> [EXERCISE REQUIREMENTS] Tally the lines in these records that hold the string "British", and reply with the number alone.
━━━ PROVIDED ENTRIES ━━━
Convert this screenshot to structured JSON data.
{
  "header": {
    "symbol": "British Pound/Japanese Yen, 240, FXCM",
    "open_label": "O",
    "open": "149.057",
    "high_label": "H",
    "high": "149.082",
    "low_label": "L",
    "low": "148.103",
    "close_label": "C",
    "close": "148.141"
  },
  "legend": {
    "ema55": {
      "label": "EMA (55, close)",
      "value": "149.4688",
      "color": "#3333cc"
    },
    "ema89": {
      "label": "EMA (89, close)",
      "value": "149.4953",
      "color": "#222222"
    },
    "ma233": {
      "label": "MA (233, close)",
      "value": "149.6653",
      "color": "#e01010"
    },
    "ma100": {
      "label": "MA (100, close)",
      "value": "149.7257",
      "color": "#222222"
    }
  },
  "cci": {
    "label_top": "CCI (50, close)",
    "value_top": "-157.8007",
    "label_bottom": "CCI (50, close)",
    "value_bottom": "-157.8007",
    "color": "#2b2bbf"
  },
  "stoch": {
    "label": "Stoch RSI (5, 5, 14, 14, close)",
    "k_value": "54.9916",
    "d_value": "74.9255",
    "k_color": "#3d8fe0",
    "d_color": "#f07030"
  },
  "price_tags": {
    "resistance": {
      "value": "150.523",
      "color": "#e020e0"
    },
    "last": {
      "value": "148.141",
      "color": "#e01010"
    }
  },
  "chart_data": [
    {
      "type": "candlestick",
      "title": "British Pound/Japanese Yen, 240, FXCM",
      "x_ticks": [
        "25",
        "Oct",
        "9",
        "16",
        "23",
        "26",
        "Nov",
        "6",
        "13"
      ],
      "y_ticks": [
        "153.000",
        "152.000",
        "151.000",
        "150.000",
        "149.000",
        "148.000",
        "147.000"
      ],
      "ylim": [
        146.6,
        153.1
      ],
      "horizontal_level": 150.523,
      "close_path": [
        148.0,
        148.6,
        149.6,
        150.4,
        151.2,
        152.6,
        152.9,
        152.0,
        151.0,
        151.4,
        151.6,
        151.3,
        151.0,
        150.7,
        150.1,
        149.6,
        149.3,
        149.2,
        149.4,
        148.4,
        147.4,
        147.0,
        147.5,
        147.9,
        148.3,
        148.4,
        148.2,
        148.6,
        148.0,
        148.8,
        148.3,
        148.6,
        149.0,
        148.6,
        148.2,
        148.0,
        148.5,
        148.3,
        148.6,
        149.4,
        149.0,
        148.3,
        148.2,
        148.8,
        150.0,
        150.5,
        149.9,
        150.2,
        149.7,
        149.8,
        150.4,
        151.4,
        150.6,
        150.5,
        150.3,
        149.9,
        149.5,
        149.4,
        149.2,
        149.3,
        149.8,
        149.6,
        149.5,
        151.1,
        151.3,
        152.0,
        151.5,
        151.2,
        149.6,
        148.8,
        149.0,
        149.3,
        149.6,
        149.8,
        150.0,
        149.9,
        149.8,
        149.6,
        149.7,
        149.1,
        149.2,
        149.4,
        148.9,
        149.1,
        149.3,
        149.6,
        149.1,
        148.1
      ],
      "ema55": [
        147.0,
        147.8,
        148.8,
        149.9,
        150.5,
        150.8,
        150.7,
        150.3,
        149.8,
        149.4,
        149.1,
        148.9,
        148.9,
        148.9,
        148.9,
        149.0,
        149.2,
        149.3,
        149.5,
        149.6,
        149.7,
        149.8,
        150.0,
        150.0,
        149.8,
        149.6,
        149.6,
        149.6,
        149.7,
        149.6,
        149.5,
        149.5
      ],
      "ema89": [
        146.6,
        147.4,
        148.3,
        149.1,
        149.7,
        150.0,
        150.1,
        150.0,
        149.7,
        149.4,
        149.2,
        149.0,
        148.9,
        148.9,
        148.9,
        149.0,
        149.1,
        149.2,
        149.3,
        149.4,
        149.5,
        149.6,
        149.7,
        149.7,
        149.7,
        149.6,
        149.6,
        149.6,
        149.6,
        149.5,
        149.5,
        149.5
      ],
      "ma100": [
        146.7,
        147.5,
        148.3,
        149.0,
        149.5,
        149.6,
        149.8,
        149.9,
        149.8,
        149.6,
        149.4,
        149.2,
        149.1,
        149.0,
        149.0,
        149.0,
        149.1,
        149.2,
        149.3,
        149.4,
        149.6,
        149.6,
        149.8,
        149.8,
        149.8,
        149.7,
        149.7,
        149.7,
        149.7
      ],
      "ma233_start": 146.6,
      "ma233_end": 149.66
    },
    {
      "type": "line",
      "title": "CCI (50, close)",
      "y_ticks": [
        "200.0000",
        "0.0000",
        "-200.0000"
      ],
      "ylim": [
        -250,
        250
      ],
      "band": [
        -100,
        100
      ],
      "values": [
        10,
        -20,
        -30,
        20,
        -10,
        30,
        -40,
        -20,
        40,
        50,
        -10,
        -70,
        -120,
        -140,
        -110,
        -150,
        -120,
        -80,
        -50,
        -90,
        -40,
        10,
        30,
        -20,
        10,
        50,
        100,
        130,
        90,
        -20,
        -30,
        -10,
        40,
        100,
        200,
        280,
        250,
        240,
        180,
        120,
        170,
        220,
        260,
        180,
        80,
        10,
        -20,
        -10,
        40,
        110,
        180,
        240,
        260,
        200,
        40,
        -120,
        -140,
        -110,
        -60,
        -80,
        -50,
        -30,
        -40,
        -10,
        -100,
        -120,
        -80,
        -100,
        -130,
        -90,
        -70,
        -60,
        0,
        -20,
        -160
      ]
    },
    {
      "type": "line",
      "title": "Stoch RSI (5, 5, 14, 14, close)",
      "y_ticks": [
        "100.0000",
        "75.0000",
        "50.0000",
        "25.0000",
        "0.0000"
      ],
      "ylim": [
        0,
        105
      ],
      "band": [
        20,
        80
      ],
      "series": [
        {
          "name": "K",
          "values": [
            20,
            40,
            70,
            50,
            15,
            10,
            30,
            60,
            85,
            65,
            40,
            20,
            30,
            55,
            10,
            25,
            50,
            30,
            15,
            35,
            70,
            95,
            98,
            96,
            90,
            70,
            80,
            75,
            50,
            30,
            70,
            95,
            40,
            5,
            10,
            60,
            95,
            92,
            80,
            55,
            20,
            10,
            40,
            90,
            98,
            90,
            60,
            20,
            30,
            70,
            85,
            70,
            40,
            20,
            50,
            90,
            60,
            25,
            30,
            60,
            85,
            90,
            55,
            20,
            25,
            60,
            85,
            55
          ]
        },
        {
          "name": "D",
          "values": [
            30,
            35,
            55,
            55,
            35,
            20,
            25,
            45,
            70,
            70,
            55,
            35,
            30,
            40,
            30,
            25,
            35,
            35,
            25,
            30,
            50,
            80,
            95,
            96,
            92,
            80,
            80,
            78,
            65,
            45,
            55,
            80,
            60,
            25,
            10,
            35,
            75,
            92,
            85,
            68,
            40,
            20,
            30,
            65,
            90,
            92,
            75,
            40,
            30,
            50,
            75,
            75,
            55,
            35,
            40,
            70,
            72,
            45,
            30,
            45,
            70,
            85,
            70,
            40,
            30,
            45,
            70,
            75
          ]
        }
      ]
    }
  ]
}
━━━
> [SOLUTION TO THIS EXERCISE] 2